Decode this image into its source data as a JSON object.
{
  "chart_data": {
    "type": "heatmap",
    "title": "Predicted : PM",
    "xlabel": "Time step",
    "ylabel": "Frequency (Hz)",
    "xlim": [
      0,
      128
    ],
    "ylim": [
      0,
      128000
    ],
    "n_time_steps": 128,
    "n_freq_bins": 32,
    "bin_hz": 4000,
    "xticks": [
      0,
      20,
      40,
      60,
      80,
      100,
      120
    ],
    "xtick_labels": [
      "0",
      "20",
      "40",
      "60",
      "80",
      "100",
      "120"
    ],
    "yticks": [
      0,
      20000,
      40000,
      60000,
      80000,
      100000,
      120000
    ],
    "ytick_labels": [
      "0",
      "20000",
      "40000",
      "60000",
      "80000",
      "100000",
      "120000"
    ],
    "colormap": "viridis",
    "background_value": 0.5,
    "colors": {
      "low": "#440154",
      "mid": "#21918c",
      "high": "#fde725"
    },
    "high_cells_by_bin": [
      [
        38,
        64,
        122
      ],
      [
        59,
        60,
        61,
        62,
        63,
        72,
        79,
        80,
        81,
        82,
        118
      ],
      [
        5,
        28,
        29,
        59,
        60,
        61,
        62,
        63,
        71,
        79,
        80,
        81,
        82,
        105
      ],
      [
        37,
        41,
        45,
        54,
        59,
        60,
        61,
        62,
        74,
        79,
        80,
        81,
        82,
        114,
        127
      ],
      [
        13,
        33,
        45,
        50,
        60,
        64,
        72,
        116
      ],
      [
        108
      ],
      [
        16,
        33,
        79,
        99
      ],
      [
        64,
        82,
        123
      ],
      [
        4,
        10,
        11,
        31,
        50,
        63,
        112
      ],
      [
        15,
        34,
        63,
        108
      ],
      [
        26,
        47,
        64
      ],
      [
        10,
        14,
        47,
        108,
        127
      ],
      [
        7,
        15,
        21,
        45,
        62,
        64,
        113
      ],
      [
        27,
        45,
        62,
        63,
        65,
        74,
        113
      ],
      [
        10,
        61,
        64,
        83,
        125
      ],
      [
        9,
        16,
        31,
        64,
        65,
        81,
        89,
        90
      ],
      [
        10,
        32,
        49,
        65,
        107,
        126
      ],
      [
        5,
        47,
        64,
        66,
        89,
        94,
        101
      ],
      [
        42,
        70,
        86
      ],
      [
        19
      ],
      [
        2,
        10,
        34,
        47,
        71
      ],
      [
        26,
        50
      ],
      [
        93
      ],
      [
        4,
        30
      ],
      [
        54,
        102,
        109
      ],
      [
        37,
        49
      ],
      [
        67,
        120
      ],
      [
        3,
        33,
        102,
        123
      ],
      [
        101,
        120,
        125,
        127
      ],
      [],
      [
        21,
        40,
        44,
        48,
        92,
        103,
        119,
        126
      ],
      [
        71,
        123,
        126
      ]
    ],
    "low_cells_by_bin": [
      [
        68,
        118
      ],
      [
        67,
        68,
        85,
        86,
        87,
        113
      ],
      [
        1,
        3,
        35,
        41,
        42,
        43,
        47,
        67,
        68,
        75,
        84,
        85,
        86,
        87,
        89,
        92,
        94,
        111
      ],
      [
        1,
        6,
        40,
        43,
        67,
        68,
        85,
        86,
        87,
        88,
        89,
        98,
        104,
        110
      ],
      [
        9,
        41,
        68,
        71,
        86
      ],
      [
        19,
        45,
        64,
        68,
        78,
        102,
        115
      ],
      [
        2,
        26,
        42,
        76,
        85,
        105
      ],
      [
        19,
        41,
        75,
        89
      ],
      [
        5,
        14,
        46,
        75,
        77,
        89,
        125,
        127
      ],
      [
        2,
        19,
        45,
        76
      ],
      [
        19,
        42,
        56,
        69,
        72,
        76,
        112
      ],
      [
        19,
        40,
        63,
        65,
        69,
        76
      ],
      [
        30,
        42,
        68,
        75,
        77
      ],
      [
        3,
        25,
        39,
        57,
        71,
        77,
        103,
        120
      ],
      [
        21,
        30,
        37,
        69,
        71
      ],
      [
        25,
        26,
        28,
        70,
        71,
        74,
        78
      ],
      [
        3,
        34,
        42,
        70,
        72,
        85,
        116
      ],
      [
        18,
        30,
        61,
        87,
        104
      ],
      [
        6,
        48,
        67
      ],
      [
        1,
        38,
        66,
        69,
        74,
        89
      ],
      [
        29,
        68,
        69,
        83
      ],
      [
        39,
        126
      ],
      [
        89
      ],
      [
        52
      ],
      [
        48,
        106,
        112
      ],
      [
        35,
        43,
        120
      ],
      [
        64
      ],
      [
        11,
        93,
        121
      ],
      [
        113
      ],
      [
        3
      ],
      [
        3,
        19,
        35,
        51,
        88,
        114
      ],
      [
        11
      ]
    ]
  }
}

§

→ WORK REQUIRED: Set down all of the records shown above once more, exactly.

→ OUTPUT BELOW:
Decode this image into its source data as a JSON object.
{
  "chart_data": {
    "type": "heatmap",
    "title": "Predicted : PM",
    "xlabel": "Time step",
    "ylabel": "Frequency (Hz)",
    "xlim": [
      0,
      128
    ],
    "ylim": [
      0,
      128000
    ],
    "n_time_steps": 128,
    "n_freq_bins": 32,
    "bin_hz": 4000,
    "xticks": [
      0,
      20,
      40,
      60,
      80,
      100,
      120
    ],
    "xtick_labels": [
      "0",
      "20",
      "40",
      "60",
      "80",
      "100",
      "120"
    ],
    "yticks": [
      0,
      20000,
      40000,
      60000,
      80000,
      100000,
      120000
    ],
    "ytick_labels": [
      "0",
      "20000",
      "40000",
      "60000",
      "80000",
      "100000",
      "120000"
    ],
    "colormap": "viridis",
    "background_value": 0.5,
    "colors": {
      "low": "#440154",
      "mid": "#21918c",
      "high": "#fde725"
    },
    "high_cells_by_bin": [
      [
        38,
        64,
        122
      ],
      [
        59,
        60,
        61,
        62,
        63,
        72,
        79,
        80,
        81,
        82,
        118
      ],
      [
        5,
        28,
        29,
        59,
        60,
        61,
        62,
        63,
        71,
        79,
        80,
        81,
        82,
        105
      ],
      [
        37,
        41,
        45,
        54,
        59,
        60,
        61,
        62,
        74,
        79,
        80,
        81,
        82,
        114,
        127
      ],
      [
        13,
        33,
        45,
        50,
        60,
        64,
        72,
        116
      ],
      [
        108
      ],
      [
        16,
        33,
        79,
        99
      ],
      [
        64,
        82,
        123
      ],
      [
        4,
        10,
        11,
        31,
        50,
        63,
        112
      ],
      [
        15,
        34,
        63,
        108
      ],
      [
        26,
        47,
        64
      ],
      [
        10,
        14,
        47,
        108,
        127
      ],
      [
        7,
        15,
        21,
        45,
        62,
        64,
        113
      ],
      [
        27,
        45,
        62,
        63,
        65,
        74,
        113
      ],
      [
        10,
        61,
        64,
        83,
        125
      ],
      [
        9,
        16,
        31,
        64,
        65,
        81,
        89,
        90
      ],
      [
        10,
        32,
        49,
        65,
        107,
        126
      ],
      [
        5,
        47,
        64,
        66,
        89,
        94,
        101
      ],
      [
        42,
        70,
        86
      ],
      [
        19
      ],
      [
        2,
        10,
        34,
        47,
        71
      ],
      [
        26,
        50
      ],
      [
        93
      ],
      [
        4,
        30
      ],
      [
        54,
        102,
        109
      ],
      [
        37,
        49
      ],
      [
        67,
        120
      ],
      [
        3,
        33,
        102,
        123
      ],
      [
        101,
        120,
        125,
        127
      ],
      [],
      [
        21,
        40,
        44,
        48,
        92,
        103,
        119,
        126
      ],
      [
        71,
        123,
        126
      ]
    ],
    "low_cells_by_bin": [
      [
        68,
        118
      ],
      [
        67,
        68,
        85,
        86,
        87,
        113
      ],
      [
        1,
        3,
        35,
        41,
        42,
        43,
        47,
        67,
        68,
        75,
        84,
        85,
        86,
        87,
        89,
        92,
        94,
        111
      ],
      [
        1,
        6,
        40,
        43,
        67,
        68,
        85,
        86,
        87,
        88,
        89,
        98,
        104,
        110
      ],
      [
        9,
        41,
        68,
        71,
        86
      ],
      [
        19,
        45,
        64,
        68,
        78,
        102,
        115
      ],
      [
        2,
        26,
        42,
        76,
        85,
        105
      ],
      [
        19,
        41,
        75,
        89
      ],
      [
        5,
        14,
        46,
        75,
        77,
        89,
        125,
        127
      ],
      [
        2,
        19,
        45,
        76
      ],
      [
        19,
        42,
        56,
        69,
        72,
        76,
        112
      ],
      [
        19,
        40,
        63,
        65,
        69,
        76
      ],
      [
        30,
        42,
        68,
        75,
        77
      ],
      [
        3,
        25,
        39,
        57,
        71,
        77,
        103,
        120
      ],
      [
        21,
        30,
        37,
        69,
        71
      ],
      [
        25,
        26,
        28,
        70,
        71,
        74,
        78
      ],
      [
        3,
        34,
        42,
        70,
        72,
        85,
        116
      ],
      [
        18,
        30,
        61,
        87,
        104
      ],
      [
        6,
        48,
        67
      ],
      [
        1,
        38,
        66,
        69,
        74,
        89
      ],
      [
        29,
        68,
        69,
        83
      ],
      [
        39,
        126
      ],
      [
        89
      ],
      [
        52
      ],
      [
        48,
        106,
        112
      ],
      [
        35,
        43,
        120
      ],
      [
        64
      ],
      [
        11,
        93,
        121
      ],
      [
        113
      ],
      [
        3
      ],
      [
        3,
        19,
        35,
        51,
        88,
        114
      ],
      [
        11
      ]
    ]
  }
}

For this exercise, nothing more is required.